At the federal government level the situation is the same. There is no overall plan for archiving federal government documents that exist only in digital format. Instead each agency determines its own preservation policy. Recently, at an annual government documents conference, this author listened to a representative from the Bureau of Labor Statistics (BLS) promise the audience of government documents librarians that all digital information at the BLS would be preserved forever. But will Congress adequately fund BLS to be able to follow through on this guarantee? That remains to be seen. The Government Printing Office (GPO) has had significant budget cuts at the same time that Congress has given GPO the mandate to cut printing costs by making information available digitally. This, of course, does offer wider access to the information today, but what about tomorrow? Clearly, the rush to make information available quickly and widely, often for "future planning" purposes, has overshadowed the need to ensure that the very same information will continue to be available for planners and historians of the future. The cart is again before the horse. While reading David McCullough's recent book on John Adams, it was evident to me that the book relies heavily on Adams' personal writings - much of which is still available in its original form. One wonders about the resources that will be available to historians of the future.

Do this
Print the passage about preserving federal government documents that exist only in digital form, word for word and in full.

Recorded information
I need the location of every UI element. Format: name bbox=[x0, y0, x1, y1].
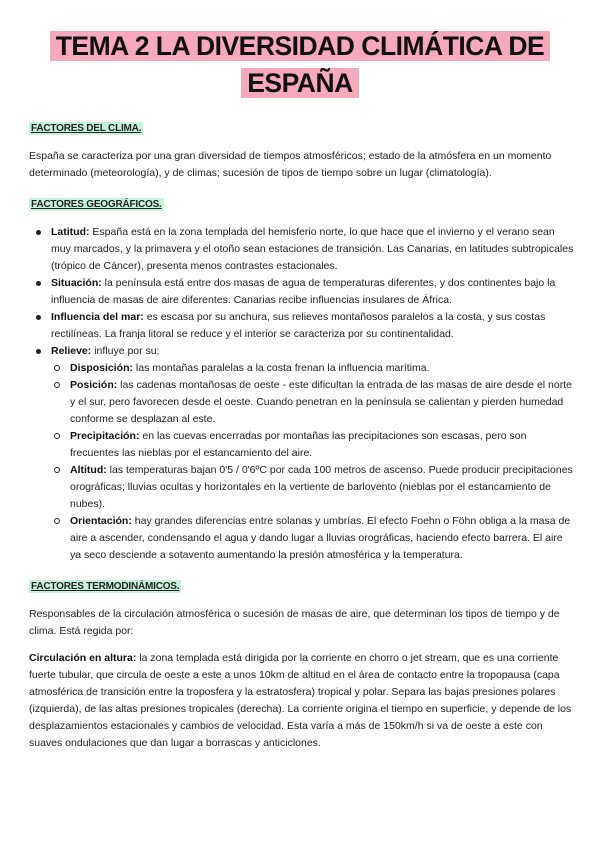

Complete response
At the federal government level the situation is the same. There is no overall plan for archiving federal government documents that exist only in digital format. Instead each agency determines its own preservation policy. Recently, at an annual government documents conference, this author listened to a representative from the Bureau of Labor Statistics (BLS) promise the audience of government documents librarians that all digital information at the BLS would be preserved forever. But will Congress adequately fund BLS to be able to follow through on this guarantee? That remains to be seen. The Government Printing Office (GPO) has had significant budget cuts at the same time that Congress has given GPO the mandate to cut printing costs by making information available digitally. This, of course, does offer wider access to the information today, but what about tomorrow? Clearly, the rush to make information available quickly and widely, often for "future planning" purposes, has overshadowed the need to ensure that the very same information will continue to be available for planners and historians of the future. The cart is again before the horse. While reading David McCullough's recent book on John Adams, it was evident to me that the book relies heavily on Adams' personal writings - much of which is still available in its original form. One wonders about the resources that will be available to historians of the future.